* [Data rows]
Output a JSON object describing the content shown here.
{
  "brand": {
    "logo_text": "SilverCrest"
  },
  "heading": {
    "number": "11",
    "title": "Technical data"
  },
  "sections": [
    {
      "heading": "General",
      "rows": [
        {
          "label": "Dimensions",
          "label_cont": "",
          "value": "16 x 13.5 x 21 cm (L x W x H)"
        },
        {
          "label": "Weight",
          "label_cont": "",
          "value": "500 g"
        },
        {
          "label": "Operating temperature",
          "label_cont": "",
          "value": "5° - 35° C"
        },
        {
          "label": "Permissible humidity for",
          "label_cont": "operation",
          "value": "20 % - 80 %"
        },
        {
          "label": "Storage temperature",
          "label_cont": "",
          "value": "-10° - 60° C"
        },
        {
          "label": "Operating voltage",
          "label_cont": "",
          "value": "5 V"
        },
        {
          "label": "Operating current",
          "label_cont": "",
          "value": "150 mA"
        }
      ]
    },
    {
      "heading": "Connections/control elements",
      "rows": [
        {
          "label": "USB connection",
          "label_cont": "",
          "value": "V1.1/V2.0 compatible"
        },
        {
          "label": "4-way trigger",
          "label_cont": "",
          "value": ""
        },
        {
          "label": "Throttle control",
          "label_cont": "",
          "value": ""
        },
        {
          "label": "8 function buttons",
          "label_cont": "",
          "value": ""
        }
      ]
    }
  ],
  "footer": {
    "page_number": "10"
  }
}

* [What the task asks] Send back all of the entries exactly, with nothing missing.

* [Response]
Output a JSON object describing the content shown here.
{
  "brand": {
    "logo_text": "SilverCrest"
  },
  "heading": {
    "number": "11",
    "title": "Technical data"
  },
  "sections": [
    {
      "heading": "General",
      "rows": [
        {
          "label": "Dimensions",
          "label_cont": "",
          "value": "16 x 13.5 x 21 cm (L x W x H)"
        },
        {
          "label": "Weight",
          "label_cont": "",
          "value": "500 g"
        },
        {
          "label": "Operating temperature",
          "label_cont": "",
          "value": "5° - 35° C"
        },
        {
          "label": "Permissible humidity for",
          "label_cont": "operation",
          "value": "20 % - 80 %"
        },
        {
          "label": "Storage temperature",
          "label_cont": "",
          "value": "-10° - 60° C"
        },
        {
          "label": "Operating voltage",
          "label_cont": "",
          "value": "5 V"
        },
        {
          "label": "Operating current",
          "label_cont": "",
          "value": "150 mA"
        }
      ]
    },
    {
      "heading": "Connections/control elements",
      "rows": [
        {
          "label": "USB connection",
          "label_cont": "",
          "value": "V1.1/V2.0 compatible"
        },
        {
          "label": "4-way trigger",
          "label_cont": "",
          "value": ""
        },
        {
          "label": "Throttle control",
          "label_cont": "",
          "value": ""
        },
        {
          "label": "8 function buttons",
          "label_cont": "",
          "value": ""
        }
      ]
    }
  ],
  "footer": {
    "page_number": "10"
  }
}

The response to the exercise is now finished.